======== GIVEN ENTRIES ========
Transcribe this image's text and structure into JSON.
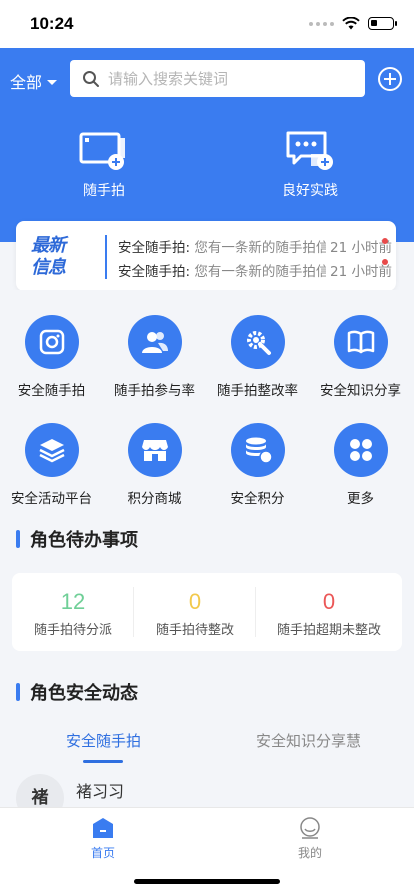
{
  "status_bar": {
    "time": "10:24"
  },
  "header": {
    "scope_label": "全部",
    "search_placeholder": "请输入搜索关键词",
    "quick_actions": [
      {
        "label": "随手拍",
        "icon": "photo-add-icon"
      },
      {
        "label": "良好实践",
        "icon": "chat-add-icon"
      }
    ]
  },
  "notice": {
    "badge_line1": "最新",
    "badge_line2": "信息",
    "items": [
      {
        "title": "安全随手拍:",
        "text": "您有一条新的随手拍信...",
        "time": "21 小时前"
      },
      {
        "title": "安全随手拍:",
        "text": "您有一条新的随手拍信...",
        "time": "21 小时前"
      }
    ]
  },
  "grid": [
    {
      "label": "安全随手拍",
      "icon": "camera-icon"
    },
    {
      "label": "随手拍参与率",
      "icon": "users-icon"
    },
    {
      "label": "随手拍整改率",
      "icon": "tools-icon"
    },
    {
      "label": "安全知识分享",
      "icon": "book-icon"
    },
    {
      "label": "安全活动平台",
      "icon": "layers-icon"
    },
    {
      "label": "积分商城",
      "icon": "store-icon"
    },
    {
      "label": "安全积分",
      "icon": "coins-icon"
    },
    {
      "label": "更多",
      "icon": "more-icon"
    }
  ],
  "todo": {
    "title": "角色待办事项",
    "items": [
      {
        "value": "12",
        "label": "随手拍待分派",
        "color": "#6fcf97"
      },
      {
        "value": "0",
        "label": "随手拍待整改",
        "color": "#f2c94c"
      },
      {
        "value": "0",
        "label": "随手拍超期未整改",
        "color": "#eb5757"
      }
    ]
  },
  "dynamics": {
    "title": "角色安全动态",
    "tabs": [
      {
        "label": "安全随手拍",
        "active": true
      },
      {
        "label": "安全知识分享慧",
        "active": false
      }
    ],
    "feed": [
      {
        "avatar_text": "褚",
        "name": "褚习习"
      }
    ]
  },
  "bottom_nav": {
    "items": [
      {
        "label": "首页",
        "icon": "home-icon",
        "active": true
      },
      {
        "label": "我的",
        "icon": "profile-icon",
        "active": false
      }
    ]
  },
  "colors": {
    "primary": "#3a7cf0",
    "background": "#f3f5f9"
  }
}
========
======== GIVEN ENTRIES ========
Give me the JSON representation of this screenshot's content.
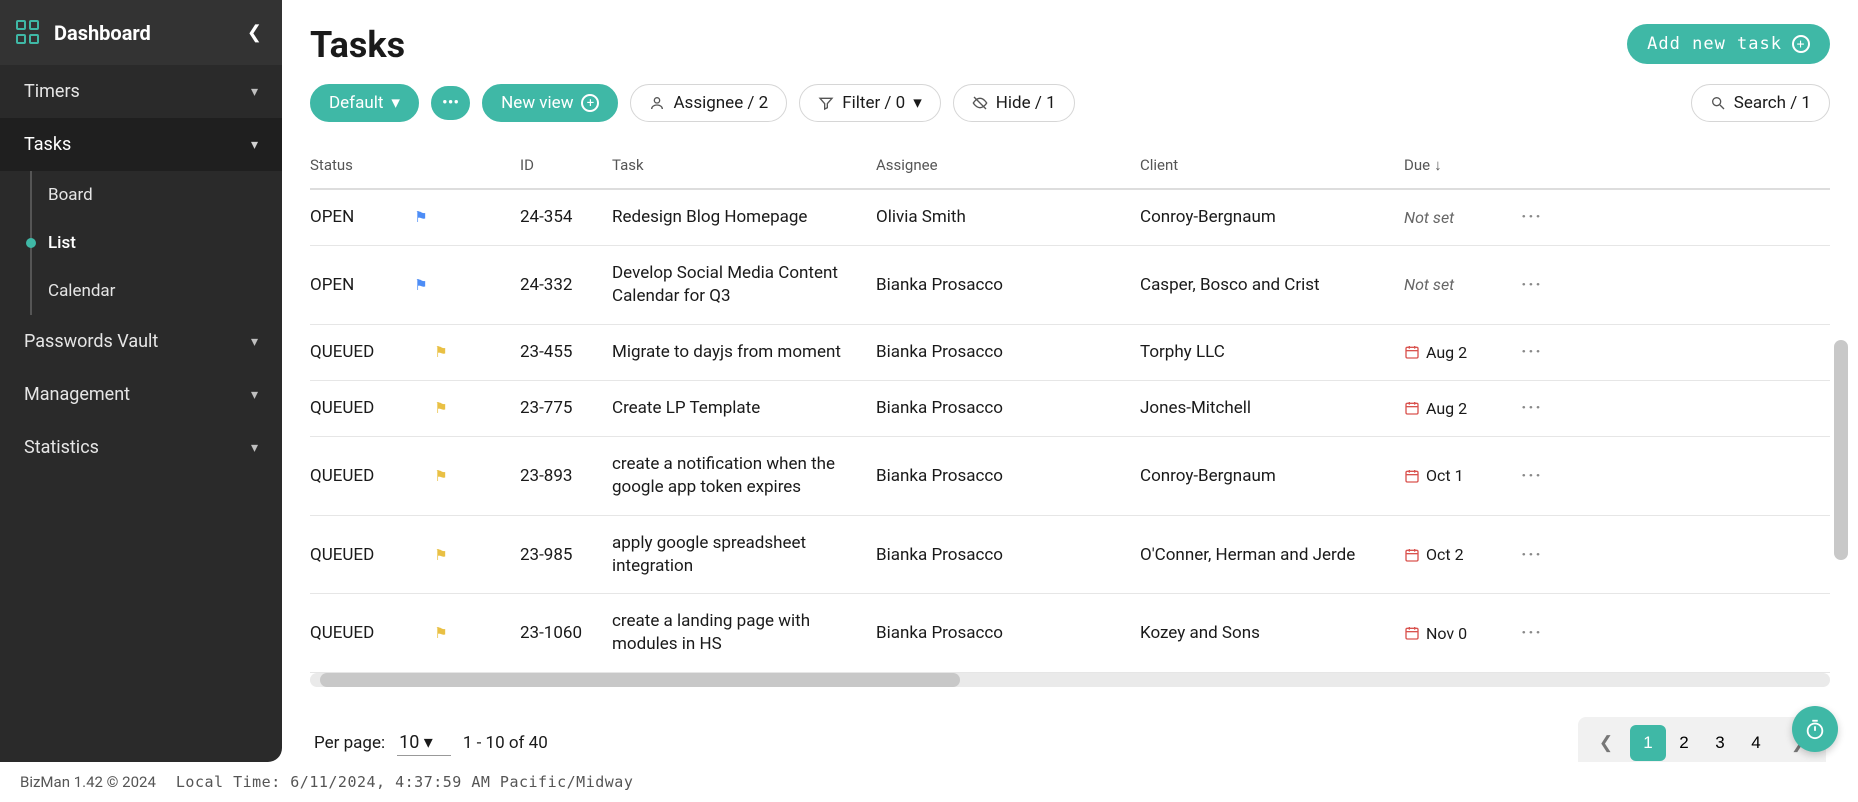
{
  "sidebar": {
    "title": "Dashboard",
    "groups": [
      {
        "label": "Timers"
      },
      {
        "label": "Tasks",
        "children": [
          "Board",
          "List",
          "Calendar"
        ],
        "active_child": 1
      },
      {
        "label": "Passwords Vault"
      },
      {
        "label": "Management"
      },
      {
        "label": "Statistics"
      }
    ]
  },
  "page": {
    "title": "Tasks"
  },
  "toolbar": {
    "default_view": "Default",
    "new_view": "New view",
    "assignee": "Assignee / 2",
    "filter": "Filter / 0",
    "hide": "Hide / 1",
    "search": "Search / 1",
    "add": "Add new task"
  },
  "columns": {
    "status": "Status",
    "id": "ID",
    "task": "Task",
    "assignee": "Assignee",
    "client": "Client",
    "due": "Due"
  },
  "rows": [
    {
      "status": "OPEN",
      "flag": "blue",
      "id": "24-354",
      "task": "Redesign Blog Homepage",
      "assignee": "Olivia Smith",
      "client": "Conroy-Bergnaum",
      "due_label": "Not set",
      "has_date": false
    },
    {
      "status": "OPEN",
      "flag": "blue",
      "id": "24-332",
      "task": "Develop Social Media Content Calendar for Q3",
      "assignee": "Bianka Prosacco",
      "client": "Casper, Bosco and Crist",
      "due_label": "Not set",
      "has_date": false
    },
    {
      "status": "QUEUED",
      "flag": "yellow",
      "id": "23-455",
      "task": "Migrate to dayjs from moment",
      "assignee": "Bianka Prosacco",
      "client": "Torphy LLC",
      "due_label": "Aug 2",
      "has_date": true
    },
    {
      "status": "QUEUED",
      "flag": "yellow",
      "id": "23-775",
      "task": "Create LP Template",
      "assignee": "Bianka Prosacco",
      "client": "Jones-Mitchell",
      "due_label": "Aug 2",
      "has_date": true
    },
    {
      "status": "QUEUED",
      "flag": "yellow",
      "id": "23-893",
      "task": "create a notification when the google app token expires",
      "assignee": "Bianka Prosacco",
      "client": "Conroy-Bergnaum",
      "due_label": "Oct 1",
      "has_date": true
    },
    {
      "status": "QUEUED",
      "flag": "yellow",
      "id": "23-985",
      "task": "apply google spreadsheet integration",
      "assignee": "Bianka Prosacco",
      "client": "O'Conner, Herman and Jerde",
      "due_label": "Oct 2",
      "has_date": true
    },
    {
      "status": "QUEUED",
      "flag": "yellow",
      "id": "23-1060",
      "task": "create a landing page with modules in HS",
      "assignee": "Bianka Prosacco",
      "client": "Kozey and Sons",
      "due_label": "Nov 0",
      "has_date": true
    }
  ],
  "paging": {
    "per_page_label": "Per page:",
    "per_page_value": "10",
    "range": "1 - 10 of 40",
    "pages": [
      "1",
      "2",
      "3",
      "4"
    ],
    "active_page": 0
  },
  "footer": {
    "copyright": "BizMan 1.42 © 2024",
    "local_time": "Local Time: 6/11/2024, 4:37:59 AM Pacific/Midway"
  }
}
========
- _OBJECTIVE_
Extract every line containing the string "client" from the data above.

- _EXERCISE RESPONSE_
    "client": "Client",
      "client": "Conroy-Bergnaum",
      "client": "Casper, Bosco and Crist",
      "client": "Torphy LLC",
      "client": "Jones-Mitchell",
      "client": "Conroy-Bergnaum",
      "client": "O'Conner, Herman and Jerde",
      "client": "Kozey and Sons",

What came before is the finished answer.